:: TEXT BLOCK
Tuesday, March 13, 2007
surgery was this morning. i'm home now, convalescing in style, eating vicodin and sporting my stitches, trendy hospital bracelet and iv bruise. breast surgery is such a surreal experience. i've had several in my short life. and they have all been equally odd. today's began with a needle localization procedure to mark the site of the mass since it was not palpable. i was carted away in my wheel-chair carriage, through the lobby, down dark corridors, and into a room with a very complicated mammography machine. my nurse wheeled me up to machine/monster and pictures were taken (i'm so sure these are all over internet by now). i had to stay in compression for about ten minutes while more pictures were taken and a needle was driven into my breast, then tied off with wire. when i was done, i felt like a christmas ornament. and i kept thinking, these people (the doctors and nurses) do this all day long. what a weird job.
::::
:: EXTRACTED DATA
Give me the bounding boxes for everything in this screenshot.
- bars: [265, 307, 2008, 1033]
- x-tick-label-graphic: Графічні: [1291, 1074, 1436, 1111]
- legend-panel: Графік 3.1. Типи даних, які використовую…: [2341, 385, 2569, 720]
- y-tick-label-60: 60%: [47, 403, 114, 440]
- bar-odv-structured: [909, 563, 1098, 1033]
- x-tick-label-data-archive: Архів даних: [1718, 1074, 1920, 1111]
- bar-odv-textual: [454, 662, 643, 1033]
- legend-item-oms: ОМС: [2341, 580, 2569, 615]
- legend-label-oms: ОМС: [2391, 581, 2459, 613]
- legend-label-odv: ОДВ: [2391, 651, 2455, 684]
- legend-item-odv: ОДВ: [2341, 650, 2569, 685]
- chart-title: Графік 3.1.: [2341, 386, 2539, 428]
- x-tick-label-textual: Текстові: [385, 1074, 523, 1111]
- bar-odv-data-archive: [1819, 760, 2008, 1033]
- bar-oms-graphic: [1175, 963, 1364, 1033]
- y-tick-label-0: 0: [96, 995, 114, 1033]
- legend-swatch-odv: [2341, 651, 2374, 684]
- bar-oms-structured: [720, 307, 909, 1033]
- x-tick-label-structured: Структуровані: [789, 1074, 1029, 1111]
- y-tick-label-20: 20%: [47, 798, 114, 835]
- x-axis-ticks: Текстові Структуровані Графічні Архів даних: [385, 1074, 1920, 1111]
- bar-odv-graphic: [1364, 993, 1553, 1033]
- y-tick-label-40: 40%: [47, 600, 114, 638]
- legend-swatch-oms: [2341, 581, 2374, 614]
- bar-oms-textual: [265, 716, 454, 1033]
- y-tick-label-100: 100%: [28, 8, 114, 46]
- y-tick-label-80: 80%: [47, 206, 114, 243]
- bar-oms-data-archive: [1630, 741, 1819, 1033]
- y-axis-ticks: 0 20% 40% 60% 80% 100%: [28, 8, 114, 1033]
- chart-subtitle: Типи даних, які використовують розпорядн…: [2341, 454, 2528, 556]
::::
TASK:
Carry on the blog post about breast surgery from the point where it stops.

RESPONSE TO THIS EXERCISE:
my carriage returned me to pre-op where my bed and heated blankets awaited. soon after the nurse gave me my anesthesia and the rest is a blur. i woke up. felt fine but couldn't stop shaking. nurse slipped something into iv to take care of that. i ate some pretzels, drank some water, and was on my way.
surgeon said cysts appeared to be benign. but they will be sent to lab for further investigation and to examine the calcifications. i should have an answer by thursday. i am feeling pretty good, thanks to my wonderful husband, my fabulous surgeon, and vicodin.
so what do i do now to pass the time? well, the hospital sent me home with goodies. they handed jason a pink bag we left. i didn't think anything of it at the time because i was still pretty out of it, and i was starving! so after i ate, came home, and took a nap, curiosity got the best of me. what's in the bag???? all my films from the past five years. all of them. even the bad ones. hey kids, wanna see slides from my cancer vacation? the films from 2002 were crazy. my breast was lit up like a christmas tree or an independence day sky. its funny how something so deadly can be so beautiful.
the waiting continues, but it's getting better all the time.